**TASK OBJECTIVE:**
Your answer must be an exact transcription of every record.

BEGIN DATA FOR ANALYSIS

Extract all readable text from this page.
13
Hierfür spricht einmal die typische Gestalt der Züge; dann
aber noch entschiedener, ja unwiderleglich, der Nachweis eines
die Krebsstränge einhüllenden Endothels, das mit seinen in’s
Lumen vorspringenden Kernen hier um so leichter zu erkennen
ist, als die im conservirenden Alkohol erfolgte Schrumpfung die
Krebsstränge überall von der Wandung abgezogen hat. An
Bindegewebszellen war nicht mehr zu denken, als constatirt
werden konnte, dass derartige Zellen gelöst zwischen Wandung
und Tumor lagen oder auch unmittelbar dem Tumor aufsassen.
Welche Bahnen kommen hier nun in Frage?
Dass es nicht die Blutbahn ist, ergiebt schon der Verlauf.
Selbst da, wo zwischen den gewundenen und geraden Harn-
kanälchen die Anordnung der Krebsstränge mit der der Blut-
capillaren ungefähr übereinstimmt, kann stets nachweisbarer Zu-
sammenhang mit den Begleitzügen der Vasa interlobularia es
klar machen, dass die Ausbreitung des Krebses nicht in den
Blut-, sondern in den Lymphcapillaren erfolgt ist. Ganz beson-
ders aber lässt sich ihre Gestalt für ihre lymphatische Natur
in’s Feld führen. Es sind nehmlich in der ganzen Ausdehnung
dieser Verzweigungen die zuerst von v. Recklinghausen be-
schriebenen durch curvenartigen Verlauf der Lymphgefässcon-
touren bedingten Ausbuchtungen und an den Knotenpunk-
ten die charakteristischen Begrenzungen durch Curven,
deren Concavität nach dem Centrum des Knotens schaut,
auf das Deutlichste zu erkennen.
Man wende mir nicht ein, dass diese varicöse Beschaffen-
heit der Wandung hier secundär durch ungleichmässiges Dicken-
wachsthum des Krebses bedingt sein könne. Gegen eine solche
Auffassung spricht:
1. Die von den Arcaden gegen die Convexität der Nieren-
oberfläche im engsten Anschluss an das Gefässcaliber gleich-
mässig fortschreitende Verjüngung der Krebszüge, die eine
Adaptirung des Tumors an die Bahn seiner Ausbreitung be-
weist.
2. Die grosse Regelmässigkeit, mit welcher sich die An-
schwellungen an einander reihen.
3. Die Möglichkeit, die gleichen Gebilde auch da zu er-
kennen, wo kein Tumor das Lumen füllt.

END DATA FOR ANALYSIS

**RESPONSE AREA:**
Extract all readable text from this page.
13
Hierfür spricht einmal die typische Gestalt der Züge; dann
aber noch entschiedener, ja unwiderleglich, der Nachweis eines
die Krebsstränge einhüllenden Endothels, das mit seinen in’s
Lumen vorspringenden Kernen hier um so leichter zu erkennen
ist, als die im conservirenden Alkohol erfolgte Schrumpfung die
Krebsstränge überall von der Wandung abgezogen hat. An
Bindegewebszellen war nicht mehr zu denken, als constatirt
werden konnte, dass derartige Zellen gelöst zwischen Wandung
und Tumor lagen oder auch unmittelbar dem Tumor aufsassen.
Welche Bahnen kommen hier nun in Frage?
Dass es nicht die Blutbahn ist, ergiebt schon der Verlauf.
Selbst da, wo zwischen den gewundenen und geraden Harn-
kanälchen die Anordnung der Krebsstränge mit der der Blut-
capillaren ungefähr übereinstimmt, kann stets nachweisbarer Zu-
sammenhang mit den Begleitzügen der Vasa interlobularia es
klar machen, dass die Ausbreitung des Krebses nicht in den
Blut-, sondern in den Lymphcapillaren erfolgt ist. Ganz beson-
ders aber lässt sich ihre Gestalt für ihre lymphatische Natur
in’s Feld führen. Es sind nehmlich in der ganzen Ausdehnung
dieser Verzweigungen die zuerst von v. Recklinghausen be-
schriebenen durch curvenartigen Verlauf der Lymphgefässcon-
touren bedingten Ausbuchtungen und an den Knotenpunk-
ten die charakteristischen Begrenzungen durch Curven,
deren Concavität nach dem Centrum des Knotens schaut,
auf das Deutlichste zu erkennen.
Man wende mir nicht ein, dass diese varicöse Beschaffen-
heit der Wandung hier secundär durch ungleichmässiges Dicken-
wachsthum des Krebses bedingt sein könne. Gegen eine solche
Auffassung spricht:
1. Die von den Arcaden gegen die Convexität der Nieren-
oberfläche im engsten Anschluss an das Gefässcaliber gleich-
mässig fortschreitende Verjüngung der Krebszüge, die eine
Adaptirung des Tumors an die Bahn seiner Ausbreitung be-
weist.
2. Die grosse Regelmässigkeit, mit welcher sich die An-
schwellungen an einander reihen.
3. Die Möglichkeit, die gleichen Gebilde auch da zu er-
kennen, wo kein Tumor das Lumen füllt.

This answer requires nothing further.